[Records that describe figures]
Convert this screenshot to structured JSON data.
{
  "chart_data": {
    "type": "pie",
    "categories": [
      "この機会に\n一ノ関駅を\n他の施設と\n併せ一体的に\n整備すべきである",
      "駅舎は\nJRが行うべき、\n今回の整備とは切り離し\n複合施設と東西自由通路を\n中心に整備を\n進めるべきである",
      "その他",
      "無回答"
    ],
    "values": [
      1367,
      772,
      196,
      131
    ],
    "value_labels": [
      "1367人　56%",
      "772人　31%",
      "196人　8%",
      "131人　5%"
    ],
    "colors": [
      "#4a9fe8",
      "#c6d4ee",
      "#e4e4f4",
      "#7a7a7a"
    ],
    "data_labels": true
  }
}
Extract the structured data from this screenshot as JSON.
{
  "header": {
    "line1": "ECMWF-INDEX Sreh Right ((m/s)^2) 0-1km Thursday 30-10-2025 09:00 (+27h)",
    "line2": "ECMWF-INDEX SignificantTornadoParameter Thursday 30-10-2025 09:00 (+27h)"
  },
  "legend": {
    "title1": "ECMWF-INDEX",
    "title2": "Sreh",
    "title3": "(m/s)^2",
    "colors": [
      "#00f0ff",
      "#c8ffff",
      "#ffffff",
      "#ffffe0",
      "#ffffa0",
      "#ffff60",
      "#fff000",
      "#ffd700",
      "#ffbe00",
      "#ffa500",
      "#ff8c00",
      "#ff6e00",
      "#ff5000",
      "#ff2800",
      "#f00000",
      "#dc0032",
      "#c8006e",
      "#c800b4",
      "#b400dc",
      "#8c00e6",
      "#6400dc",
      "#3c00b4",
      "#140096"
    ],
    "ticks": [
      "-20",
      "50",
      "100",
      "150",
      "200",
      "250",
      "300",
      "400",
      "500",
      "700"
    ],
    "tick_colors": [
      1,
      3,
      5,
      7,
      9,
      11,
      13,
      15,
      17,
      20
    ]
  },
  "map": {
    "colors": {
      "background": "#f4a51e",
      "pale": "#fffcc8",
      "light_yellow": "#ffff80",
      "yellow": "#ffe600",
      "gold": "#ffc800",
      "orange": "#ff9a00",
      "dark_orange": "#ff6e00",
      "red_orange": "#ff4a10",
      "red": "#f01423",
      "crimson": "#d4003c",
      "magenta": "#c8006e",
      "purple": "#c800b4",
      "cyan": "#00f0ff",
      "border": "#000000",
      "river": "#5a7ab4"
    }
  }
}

Aim of the exercise
Write each line above out exactly.

Exercise output
Convert this screenshot to structured JSON data.
{
  "chart_data": {
    "type": "pie",
    "categories": [
      "この機会に\n一ノ関駅を\n他の施設と\n併せ一体的に\n整備すべきである",
      "駅舎は\nJRが行うべき、\n今回の整備とは切り離し\n複合施設と東西自由通路を\n中心に整備を\n進めるべきである",
      "その他",
      "無回答"
    ],
    "values": [
      1367,
      772,
      196,
      131
    ],
    "value_labels": [
      "1367人　56%",
      "772人　31%",
      "196人　8%",
      "131人　5%"
    ],
    "colors": [
      "#4a9fe8",
      "#c6d4ee",
      "#e4e4f4",
      "#7a7a7a"
    ],
    "data_labels": true
  }
}
Extract the structured data from this screenshot as JSON.
{
  "header": {
    "line1": "ECMWF-INDEX Sreh Right ((m/s)^2) 0-1km Thursday 30-10-2025 09:00 (+27h)",
    "line2": "ECMWF-INDEX SignificantTornadoParameter Thursday 30-10-2025 09:00 (+27h)"
  },
  "legend": {
    "title1": "ECMWF-INDEX",
    "title2": "Sreh",
    "title3": "(m/s)^2",
    "colors": [
      "#00f0ff",
      "#c8ffff",
      "#ffffff",
      "#ffffe0",
      "#ffffa0",
      "#ffff60",
      "#fff000",
      "#ffd700",
      "#ffbe00",
      "#ffa500",
      "#ff8c00",
      "#ff6e00",
      "#ff5000",
      "#ff2800",
      "#f00000",
      "#dc0032",
      "#c8006e",
      "#c800b4",
      "#b400dc",
      "#8c00e6",
      "#6400dc",
      "#3c00b4",
      "#140096"
    ],
    "ticks": [
      "-20",
      "50",
      "100",
      "150",
      "200",
      "250",
      "300",
      "400",
      "500",
      "700"
    ],
    "tick_colors": [
      1,
      3,
      5,
      7,
      9,
      11,
      13,
      15,
      17,
      20
    ]
  },
  "map": {
    "colors": {
      "background": "#f4a51e",
      "pale": "#fffcc8",
      "light_yellow": "#ffff80",
      "yellow": "#ffe600",
      "gold": "#ffc800",
      "orange": "#ff9a00",
      "dark_orange": "#ff6e00",
      "red_orange": "#ff4a10",
      "red": "#f01423",
      "crimson": "#d4003c",
      "magenta": "#c8006e",
      "purple": "#c800b4",
      "cyan": "#00f0ff",
      "border": "#000000",
      "river": "#5a7ab4"
    }
  }
}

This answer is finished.